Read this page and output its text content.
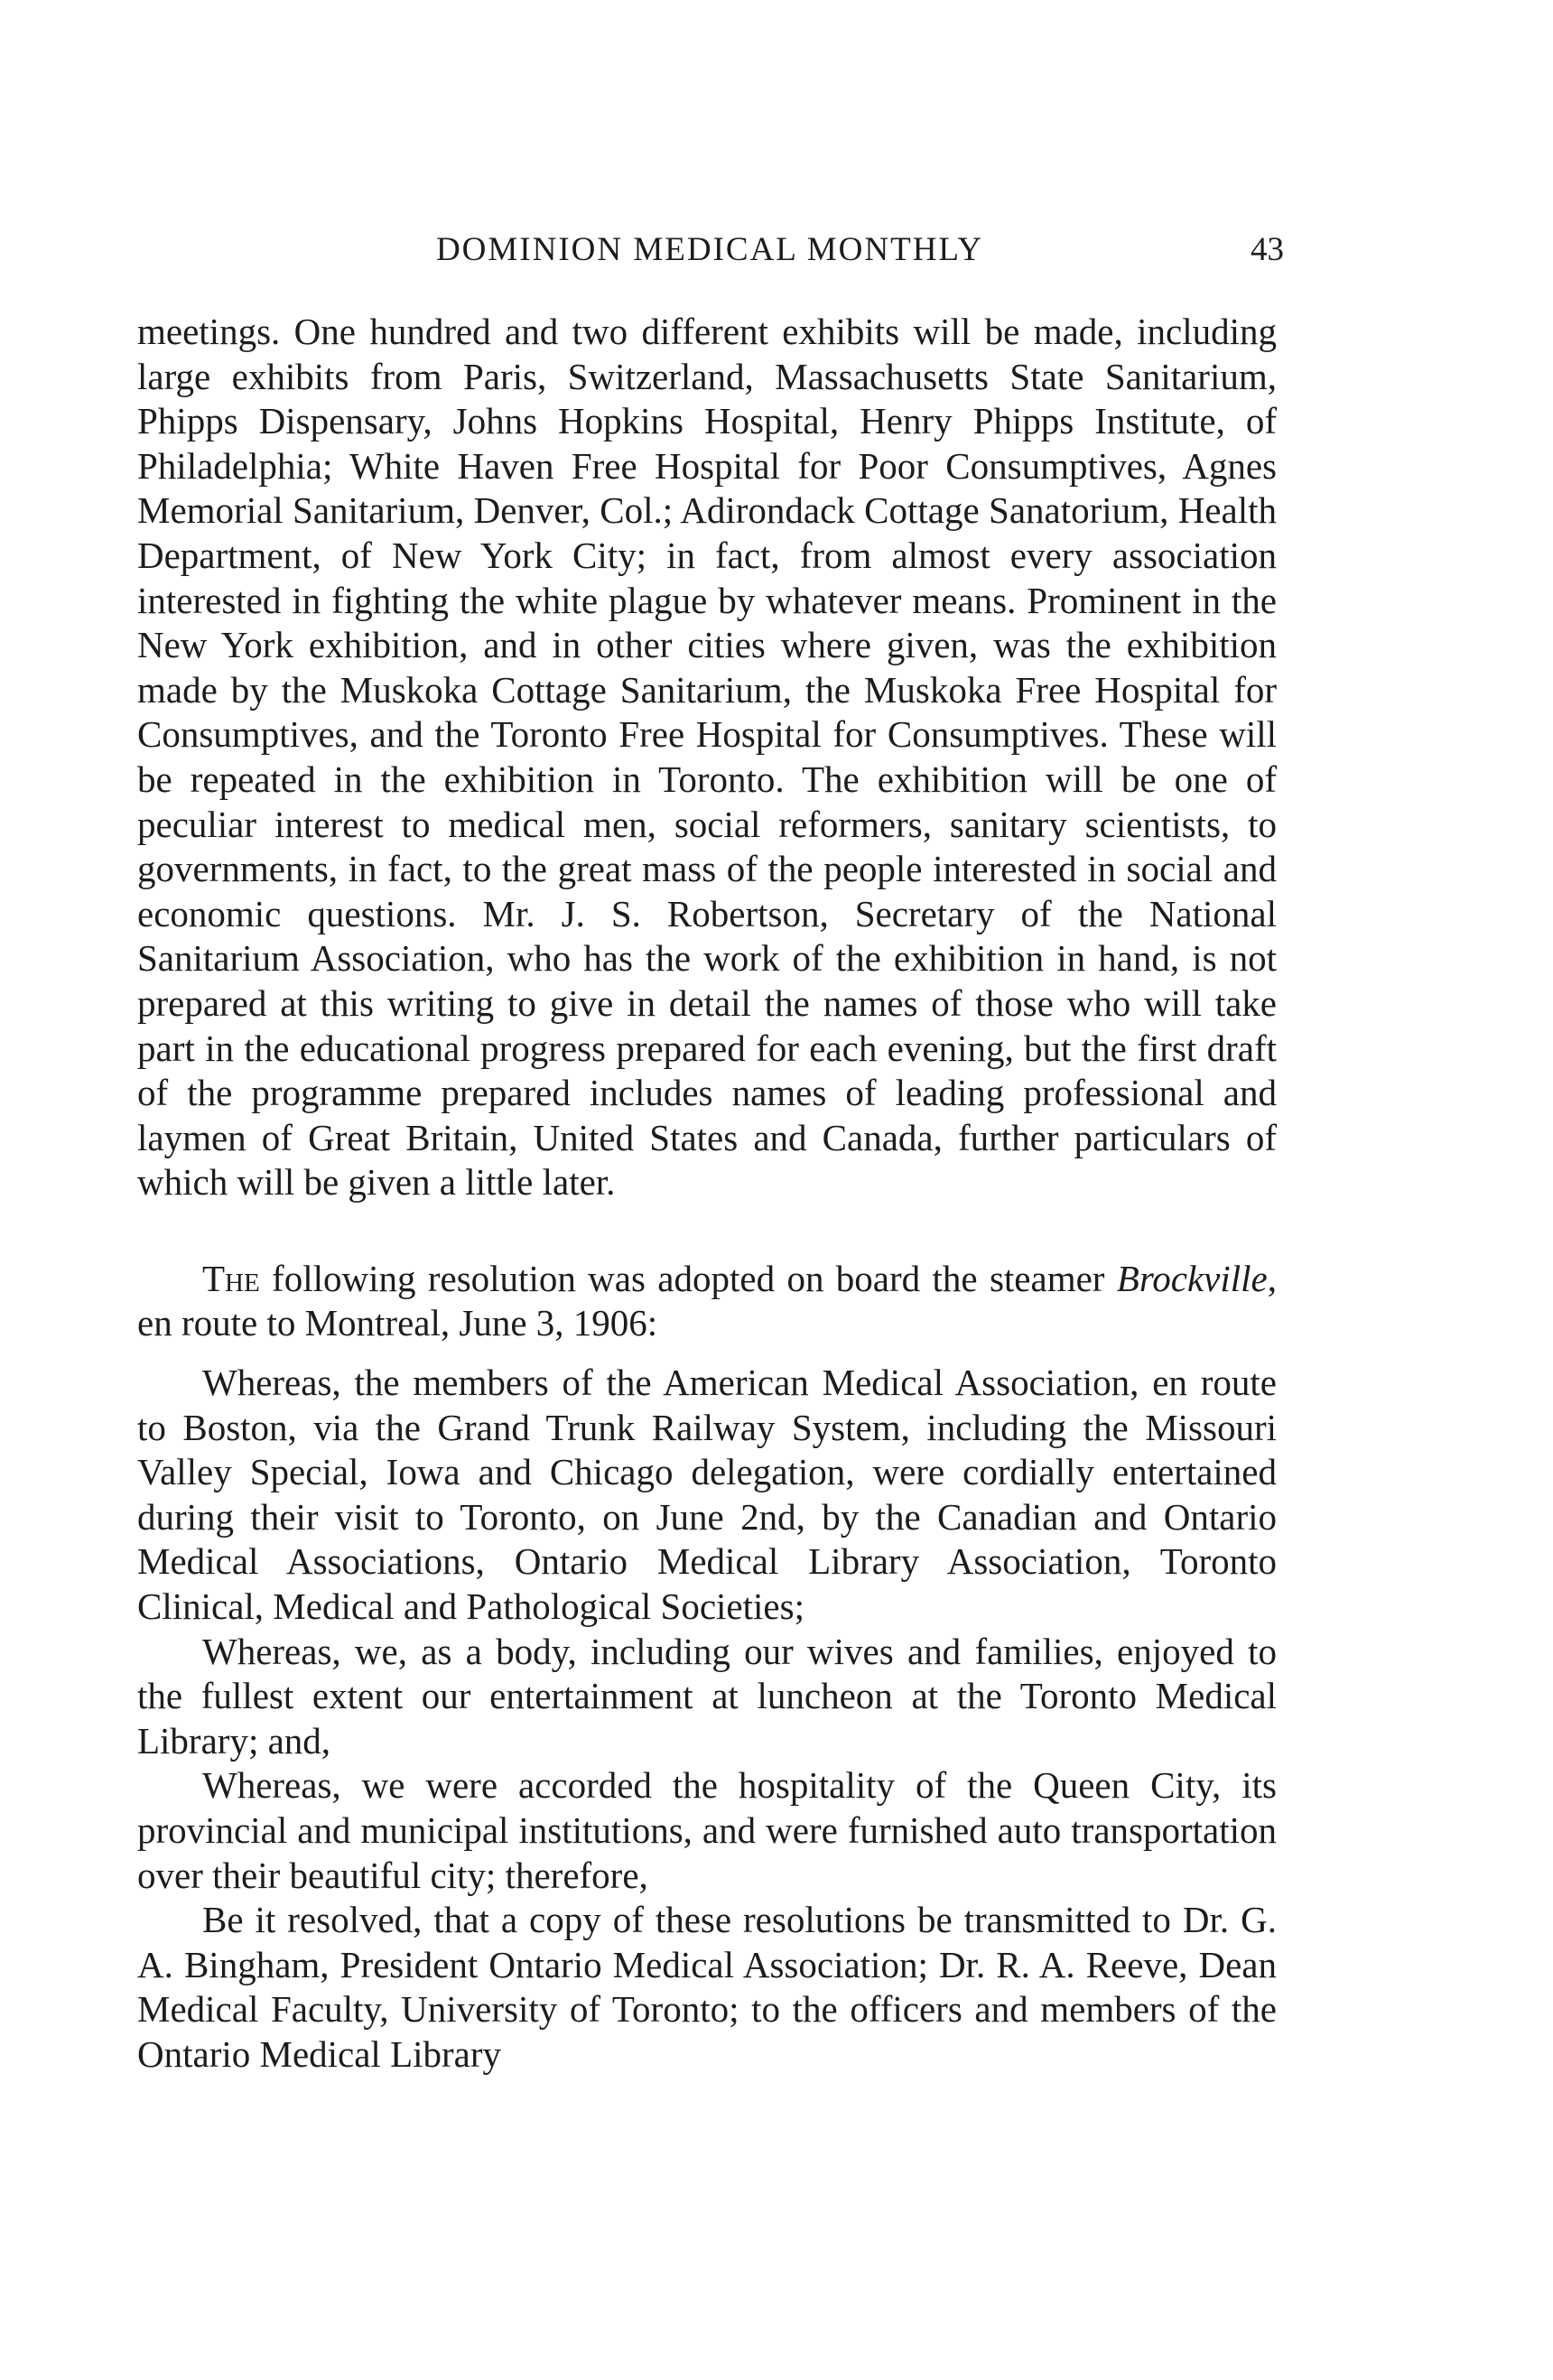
DOMINION MEDICAL MONTHLY	43

meetings. One hundred and two different exhibits will be made, including large exhibits from Paris, Switzerland, Massachusetts State Sanitarium, Phipps Dispensary, Johns Hopkins Hospital, Henry Phipps Institute, of Philadelphia; White Haven Free Hospital for Poor Consumptives, Agnes Memorial Sanitarium, Denver, Col.; Adirondack Cottage Sanatorium, Health Department, of New York City; in fact, from almost every association interested in fighting the white plague by whatever means. Prominent in the New York exhibition, and in other cities where given, was the exhibition made by the Muskoka Cottage Sanitarium, the Muskoka Free Hospital for Consumptives, and the Toronto Free Hospital for Consumptives. These will be repeated in the exhibition in Toronto. The exhibition will be one of peculiar interest to medical men, social reformers, sanitary scientists, to governments, in fact, to the great mass of the people interested in social and economic questions. Mr. J. S. Robertson, Secretary of the National Sanitarium Association, who has the work of the exhibition in hand, is not prepared at this writing to give in detail the names of those who will take part in the educational progress prepared for each evening, but the first draft of the programme prepared includes names of leading professional and laymen of Great Britain, United States and Canada, further particulars of which will be given a little later.

The following resolution was adopted on board the steamer Brockville, en route to Montreal, June 3, 1906:

Whereas, the members of the American Medical Association, en route to Boston, via the Grand Trunk Railway System, including the Missouri Valley Special, Iowa and Chicago delegation, were cordially entertained during their visit to Toronto, on June 2nd, by the Canadian and Ontario Medical Associations, Ontario Medical Library Association, Toronto Clinical, Medical and Pathological Societies;

Whereas, we, as a body, including our wives and families, enjoyed to the fullest extent our entertainment at luncheon at the Toronto Medical Library; and,

Whereas, we were accorded the hospitality of the Queen City, its provincial and municipal institutions, and were furnished auto transportation over their beautiful city; therefore,

Be it resolved, that a copy of these resolutions be transmitted to Dr. G. A. Bingham, President Ontario Medical Association; Dr. R. A. Reeve, Dean Medical Faculty, University of Toronto; to the officers and members of the Ontario Medical Library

==*==

Your copy of the data above should match it exactly, except that pictures are left out.

Read this page and output its text content.
DOMINION MEDICAL MONTHLY	43

meetings. One hundred and two different exhibits will be made, including large exhibits from Paris, Switzerland, Massachusetts State Sanitarium, Phipps Dispensary, Johns Hopkins Hospital, Henry Phipps Institute, of Philadelphia; White Haven Free Hospital for Poor Consumptives, Agnes Memorial Sanitarium, Denver, Col.; Adirondack Cottage Sanatorium, Health Department, of New York City; in fact, from almost every association interested in fighting the white plague by whatever means. Prominent in the New York exhibition, and in other cities where given, was the exhibition made by the Muskoka Cottage Sanitarium, the Muskoka Free Hospital for Consumptives, and the Toronto Free Hospital for Consumptives. These will be repeated in the exhibition in Toronto. The exhibition will be one of peculiar interest to medical men, social reformers, sanitary scientists, to governments, in fact, to the great mass of the people interested in social and economic questions. Mr. J. S. Robertson, Secretary of the National Sanitarium Association, who has the work of the exhibition in hand, is not prepared at this writing to give in detail the names of those who will take part in the educational progress prepared for each evening, but the first draft of the programme prepared includes names of leading professional and laymen of Great Britain, United States and Canada, further particulars of which will be given a little later.

The following resolution was adopted on board the steamer Brockville, en route to Montreal, June 3, 1906:

Whereas, the members of the American Medical Association, en route to Boston, via the Grand Trunk Railway System, including the Missouri Valley Special, Iowa and Chicago delegation, were cordially entertained during their visit to Toronto, on June 2nd, by the Canadian and Ontario Medical Associations, Ontario Medical Library Association, Toronto Clinical, Medical and Pathological Societies;

Whereas, we, as a body, including our wives and families, enjoyed to the fullest extent our entertainment at luncheon at the Toronto Medical Library; and,

Whereas, we were accorded the hospitality of the Queen City, its provincial and municipal institutions, and were furnished auto transportation over their beautiful city; therefore,

Be it resolved, that a copy of these resolutions be transmitted to Dr. G. A. Bingham, President Ontario Medical Association; Dr. R. A. Reeve, Dean Medical Faculty, University of Toronto; to the officers and members of the Ontario Medical Library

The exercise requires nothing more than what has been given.